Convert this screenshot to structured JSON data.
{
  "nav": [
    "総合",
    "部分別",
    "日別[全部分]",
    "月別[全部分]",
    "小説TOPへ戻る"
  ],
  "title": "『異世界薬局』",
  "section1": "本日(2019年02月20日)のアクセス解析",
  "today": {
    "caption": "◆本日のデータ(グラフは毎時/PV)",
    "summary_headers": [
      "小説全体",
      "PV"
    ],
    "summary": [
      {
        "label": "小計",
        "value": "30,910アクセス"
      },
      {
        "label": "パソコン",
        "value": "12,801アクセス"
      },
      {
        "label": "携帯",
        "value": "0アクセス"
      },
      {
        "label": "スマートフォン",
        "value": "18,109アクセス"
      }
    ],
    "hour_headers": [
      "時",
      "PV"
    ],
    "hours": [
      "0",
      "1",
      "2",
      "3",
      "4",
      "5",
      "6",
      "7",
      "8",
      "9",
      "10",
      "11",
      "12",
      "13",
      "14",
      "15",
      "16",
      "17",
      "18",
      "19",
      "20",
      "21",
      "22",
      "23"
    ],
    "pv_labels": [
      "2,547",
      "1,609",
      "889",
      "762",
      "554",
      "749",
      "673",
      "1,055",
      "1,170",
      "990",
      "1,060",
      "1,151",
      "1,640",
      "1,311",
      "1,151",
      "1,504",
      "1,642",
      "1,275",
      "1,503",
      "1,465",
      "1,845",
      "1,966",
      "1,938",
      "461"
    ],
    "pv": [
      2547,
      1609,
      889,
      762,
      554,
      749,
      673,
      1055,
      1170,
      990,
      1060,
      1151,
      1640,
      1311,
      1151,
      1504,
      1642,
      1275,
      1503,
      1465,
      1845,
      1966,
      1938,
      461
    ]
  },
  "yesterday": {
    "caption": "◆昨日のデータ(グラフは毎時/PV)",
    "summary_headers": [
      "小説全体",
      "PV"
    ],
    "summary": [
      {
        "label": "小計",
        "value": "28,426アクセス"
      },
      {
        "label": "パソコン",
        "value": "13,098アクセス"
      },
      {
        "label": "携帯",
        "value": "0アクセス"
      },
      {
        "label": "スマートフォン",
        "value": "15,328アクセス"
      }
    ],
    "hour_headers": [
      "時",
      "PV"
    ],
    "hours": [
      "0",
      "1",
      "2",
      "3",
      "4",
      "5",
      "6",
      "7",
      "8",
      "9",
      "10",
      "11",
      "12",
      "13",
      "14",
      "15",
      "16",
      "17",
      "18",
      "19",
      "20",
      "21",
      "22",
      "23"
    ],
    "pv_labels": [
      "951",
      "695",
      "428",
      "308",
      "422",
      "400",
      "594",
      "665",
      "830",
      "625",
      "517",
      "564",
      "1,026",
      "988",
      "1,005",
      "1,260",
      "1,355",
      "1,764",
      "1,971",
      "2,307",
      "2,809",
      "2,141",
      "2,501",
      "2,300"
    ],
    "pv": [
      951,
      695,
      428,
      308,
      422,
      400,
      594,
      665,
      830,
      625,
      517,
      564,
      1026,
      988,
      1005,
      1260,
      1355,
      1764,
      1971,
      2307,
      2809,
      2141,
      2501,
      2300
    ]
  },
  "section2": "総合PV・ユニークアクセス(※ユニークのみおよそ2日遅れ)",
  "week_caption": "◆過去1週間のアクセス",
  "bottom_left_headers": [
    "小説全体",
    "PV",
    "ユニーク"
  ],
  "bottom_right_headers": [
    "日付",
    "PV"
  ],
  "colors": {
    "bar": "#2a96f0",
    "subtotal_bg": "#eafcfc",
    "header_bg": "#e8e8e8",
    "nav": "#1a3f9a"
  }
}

Problem statement — Find the lines with the string "グラフは毎時" and reproduce them.

Complete answer —
    "caption": "◆本日のデータ(グラフは毎時/PV)",
    "caption": "◆昨日のデータ(グラフは毎時/PV)",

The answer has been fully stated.